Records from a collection
────────
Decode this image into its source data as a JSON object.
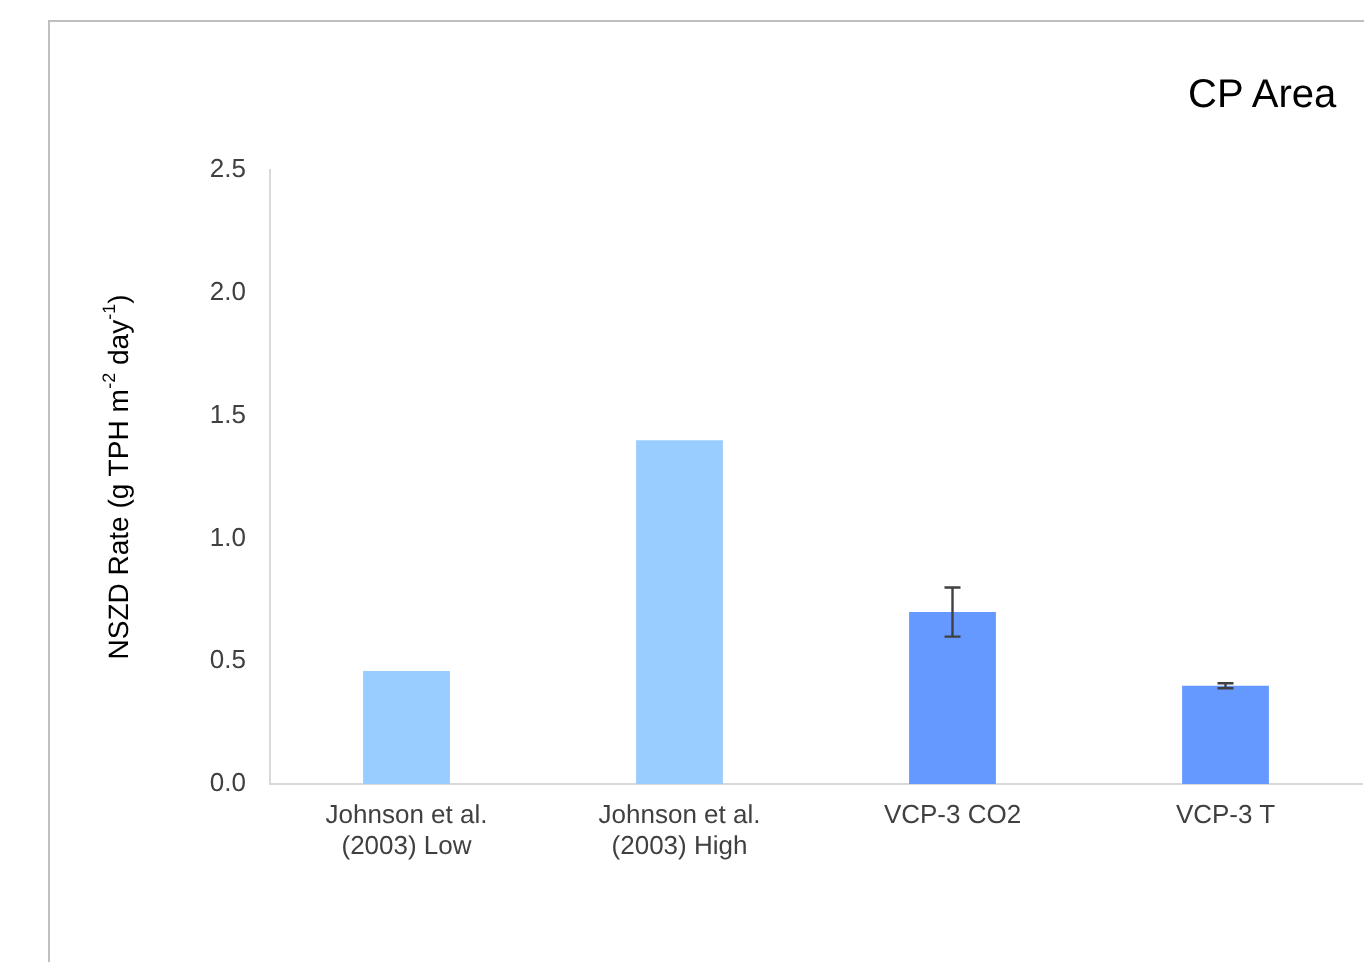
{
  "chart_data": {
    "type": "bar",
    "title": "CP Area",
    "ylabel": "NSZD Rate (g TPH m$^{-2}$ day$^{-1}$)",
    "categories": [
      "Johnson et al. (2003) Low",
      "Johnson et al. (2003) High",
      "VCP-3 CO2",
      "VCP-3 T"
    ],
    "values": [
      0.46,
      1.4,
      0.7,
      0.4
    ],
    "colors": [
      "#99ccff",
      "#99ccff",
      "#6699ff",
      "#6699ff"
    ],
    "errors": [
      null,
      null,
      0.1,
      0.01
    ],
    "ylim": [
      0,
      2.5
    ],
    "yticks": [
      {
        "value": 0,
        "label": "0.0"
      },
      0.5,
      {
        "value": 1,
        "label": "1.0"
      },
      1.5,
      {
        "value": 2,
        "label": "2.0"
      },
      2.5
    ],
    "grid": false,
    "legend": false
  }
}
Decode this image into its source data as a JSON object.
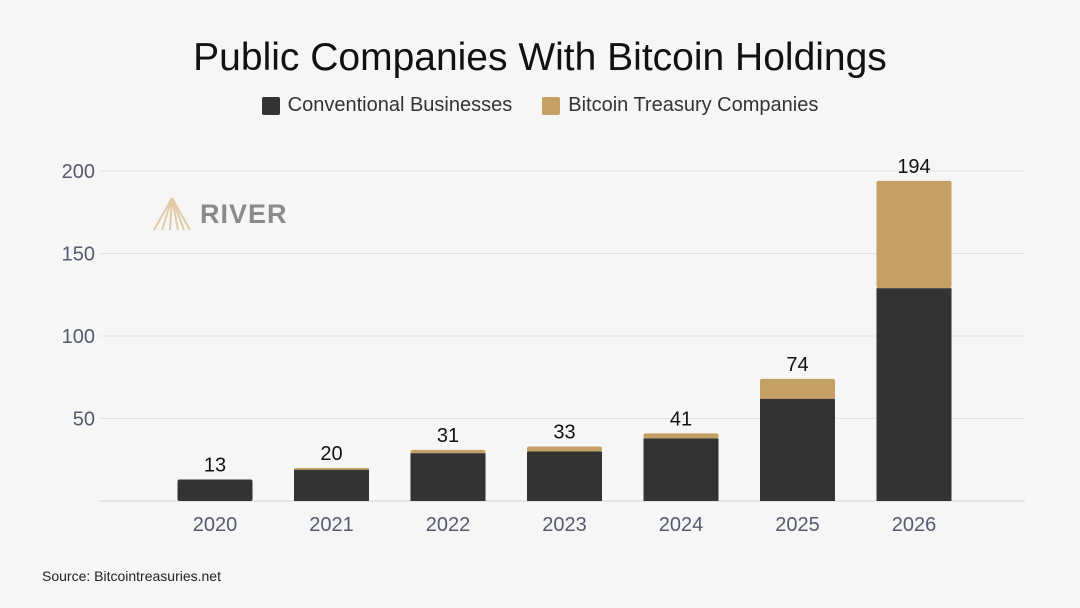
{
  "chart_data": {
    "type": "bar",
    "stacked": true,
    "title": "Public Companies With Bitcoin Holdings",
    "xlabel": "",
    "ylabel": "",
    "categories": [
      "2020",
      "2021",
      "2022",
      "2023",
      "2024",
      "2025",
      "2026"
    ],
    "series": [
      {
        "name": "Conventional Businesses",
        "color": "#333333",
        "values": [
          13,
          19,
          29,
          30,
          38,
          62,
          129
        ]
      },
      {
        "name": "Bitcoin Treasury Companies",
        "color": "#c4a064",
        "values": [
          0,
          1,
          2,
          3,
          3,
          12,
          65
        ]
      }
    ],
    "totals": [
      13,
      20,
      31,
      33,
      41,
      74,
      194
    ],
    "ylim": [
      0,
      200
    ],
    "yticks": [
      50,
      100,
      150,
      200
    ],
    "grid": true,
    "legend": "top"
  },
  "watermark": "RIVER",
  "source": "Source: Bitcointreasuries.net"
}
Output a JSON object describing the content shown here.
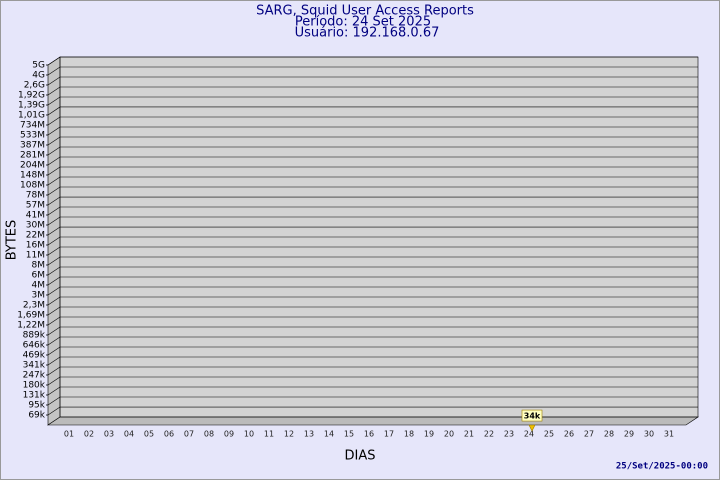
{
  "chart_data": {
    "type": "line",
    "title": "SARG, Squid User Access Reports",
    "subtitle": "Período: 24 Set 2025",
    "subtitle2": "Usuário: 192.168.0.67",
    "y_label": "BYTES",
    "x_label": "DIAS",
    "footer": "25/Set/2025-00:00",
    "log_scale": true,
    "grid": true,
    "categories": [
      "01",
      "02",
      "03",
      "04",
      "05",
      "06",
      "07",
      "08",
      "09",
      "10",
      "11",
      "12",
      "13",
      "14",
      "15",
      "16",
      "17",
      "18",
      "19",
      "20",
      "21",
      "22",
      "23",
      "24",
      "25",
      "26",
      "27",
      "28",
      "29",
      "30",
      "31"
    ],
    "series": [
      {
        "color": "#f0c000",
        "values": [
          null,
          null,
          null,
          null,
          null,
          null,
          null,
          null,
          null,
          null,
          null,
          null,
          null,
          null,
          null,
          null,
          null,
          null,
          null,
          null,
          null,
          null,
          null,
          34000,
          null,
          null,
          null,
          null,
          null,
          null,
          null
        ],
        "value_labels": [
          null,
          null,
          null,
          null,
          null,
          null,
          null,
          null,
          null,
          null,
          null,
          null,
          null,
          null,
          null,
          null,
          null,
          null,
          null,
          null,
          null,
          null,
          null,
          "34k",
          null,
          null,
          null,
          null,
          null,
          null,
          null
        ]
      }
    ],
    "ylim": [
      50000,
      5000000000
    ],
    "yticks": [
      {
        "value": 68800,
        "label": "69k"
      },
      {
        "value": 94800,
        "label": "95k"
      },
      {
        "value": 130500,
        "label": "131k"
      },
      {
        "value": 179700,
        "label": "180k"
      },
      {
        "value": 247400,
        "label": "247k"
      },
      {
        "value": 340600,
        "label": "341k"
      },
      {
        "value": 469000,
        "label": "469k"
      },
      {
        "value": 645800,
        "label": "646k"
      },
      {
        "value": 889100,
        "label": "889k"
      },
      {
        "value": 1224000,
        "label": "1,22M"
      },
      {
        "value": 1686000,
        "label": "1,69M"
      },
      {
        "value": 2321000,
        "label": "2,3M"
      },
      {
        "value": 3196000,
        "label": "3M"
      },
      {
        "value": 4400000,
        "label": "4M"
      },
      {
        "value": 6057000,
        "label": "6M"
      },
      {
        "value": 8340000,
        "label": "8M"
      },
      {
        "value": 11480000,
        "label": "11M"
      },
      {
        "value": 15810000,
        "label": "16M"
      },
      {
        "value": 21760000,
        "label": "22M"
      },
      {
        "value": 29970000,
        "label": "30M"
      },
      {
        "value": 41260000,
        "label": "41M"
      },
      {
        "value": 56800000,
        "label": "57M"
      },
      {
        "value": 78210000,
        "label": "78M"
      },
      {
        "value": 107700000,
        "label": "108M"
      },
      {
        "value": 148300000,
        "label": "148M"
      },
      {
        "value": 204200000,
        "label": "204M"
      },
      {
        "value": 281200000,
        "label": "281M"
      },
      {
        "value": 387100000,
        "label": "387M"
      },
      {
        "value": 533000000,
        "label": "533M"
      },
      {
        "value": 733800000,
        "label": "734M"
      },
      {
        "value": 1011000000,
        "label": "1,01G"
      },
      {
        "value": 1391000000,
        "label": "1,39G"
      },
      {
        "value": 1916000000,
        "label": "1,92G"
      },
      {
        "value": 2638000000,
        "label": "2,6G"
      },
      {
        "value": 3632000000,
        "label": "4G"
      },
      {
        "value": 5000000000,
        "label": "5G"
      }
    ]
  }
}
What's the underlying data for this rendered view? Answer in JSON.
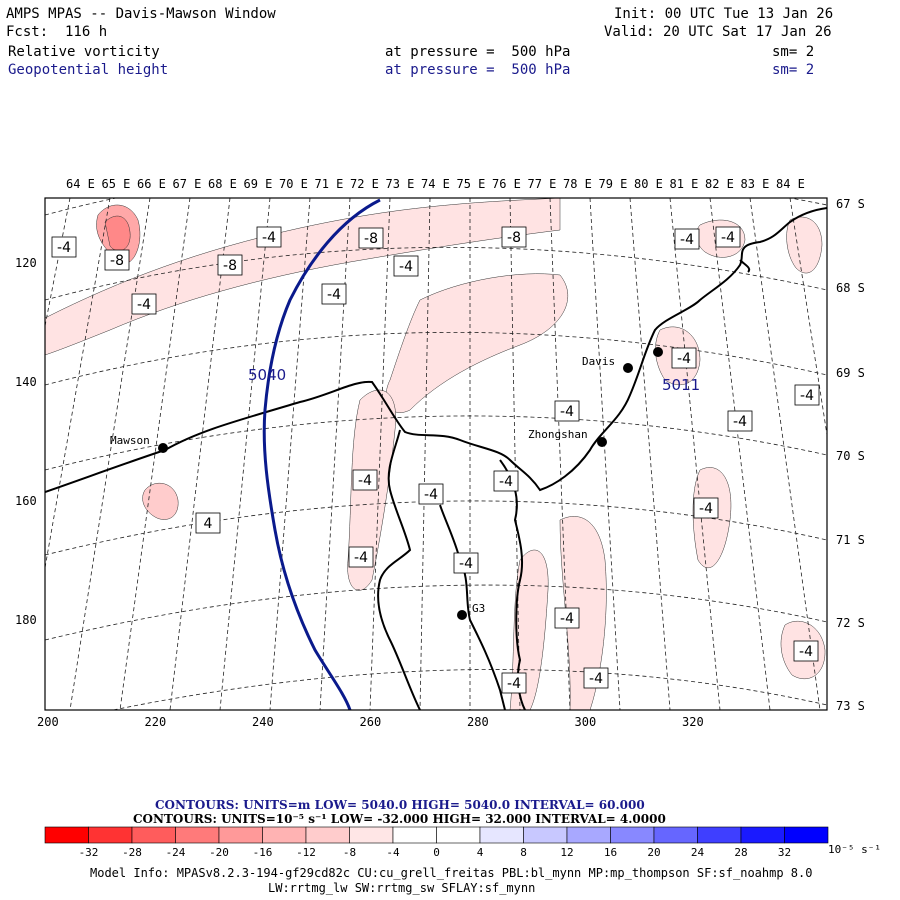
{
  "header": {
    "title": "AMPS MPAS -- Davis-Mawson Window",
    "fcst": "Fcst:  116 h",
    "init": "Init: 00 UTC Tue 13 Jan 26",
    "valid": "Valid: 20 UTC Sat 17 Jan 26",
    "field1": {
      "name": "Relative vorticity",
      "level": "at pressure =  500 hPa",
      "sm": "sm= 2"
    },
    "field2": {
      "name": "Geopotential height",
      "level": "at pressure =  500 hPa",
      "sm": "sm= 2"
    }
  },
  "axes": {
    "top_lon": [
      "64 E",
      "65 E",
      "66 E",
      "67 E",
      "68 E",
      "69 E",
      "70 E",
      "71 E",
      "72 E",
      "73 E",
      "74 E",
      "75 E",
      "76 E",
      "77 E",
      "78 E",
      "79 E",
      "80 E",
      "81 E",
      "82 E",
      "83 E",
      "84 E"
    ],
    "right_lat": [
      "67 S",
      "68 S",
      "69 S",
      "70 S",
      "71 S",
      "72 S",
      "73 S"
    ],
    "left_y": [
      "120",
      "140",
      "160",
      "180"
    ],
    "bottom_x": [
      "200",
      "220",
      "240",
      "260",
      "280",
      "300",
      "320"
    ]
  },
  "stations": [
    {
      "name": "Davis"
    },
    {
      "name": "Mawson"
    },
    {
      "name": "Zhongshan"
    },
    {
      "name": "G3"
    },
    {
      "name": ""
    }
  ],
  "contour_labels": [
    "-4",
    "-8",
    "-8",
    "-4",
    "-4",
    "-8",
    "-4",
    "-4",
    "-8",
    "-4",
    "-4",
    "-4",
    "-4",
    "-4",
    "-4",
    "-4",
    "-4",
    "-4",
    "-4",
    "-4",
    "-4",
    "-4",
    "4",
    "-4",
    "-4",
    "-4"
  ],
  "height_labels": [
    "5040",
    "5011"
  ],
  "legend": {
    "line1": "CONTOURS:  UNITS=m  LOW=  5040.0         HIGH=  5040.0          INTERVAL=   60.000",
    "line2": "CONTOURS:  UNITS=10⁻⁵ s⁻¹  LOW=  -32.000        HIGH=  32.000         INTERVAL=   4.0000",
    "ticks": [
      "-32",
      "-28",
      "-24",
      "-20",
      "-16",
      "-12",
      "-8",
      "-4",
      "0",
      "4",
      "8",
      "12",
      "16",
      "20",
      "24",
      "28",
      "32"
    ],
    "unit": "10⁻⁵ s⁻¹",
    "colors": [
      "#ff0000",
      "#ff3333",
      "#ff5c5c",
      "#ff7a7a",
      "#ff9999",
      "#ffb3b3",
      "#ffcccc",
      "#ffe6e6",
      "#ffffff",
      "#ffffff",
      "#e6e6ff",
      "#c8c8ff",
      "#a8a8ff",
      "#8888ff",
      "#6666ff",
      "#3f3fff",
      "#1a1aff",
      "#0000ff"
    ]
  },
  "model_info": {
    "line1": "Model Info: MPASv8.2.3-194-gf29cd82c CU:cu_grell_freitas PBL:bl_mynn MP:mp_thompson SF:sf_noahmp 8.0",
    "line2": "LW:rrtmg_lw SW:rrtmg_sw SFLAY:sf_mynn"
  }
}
────────
JOB |
Determine how many of the lines above hold the word "Companies", and output that number by itself.

EXPECTED ANSWER |
2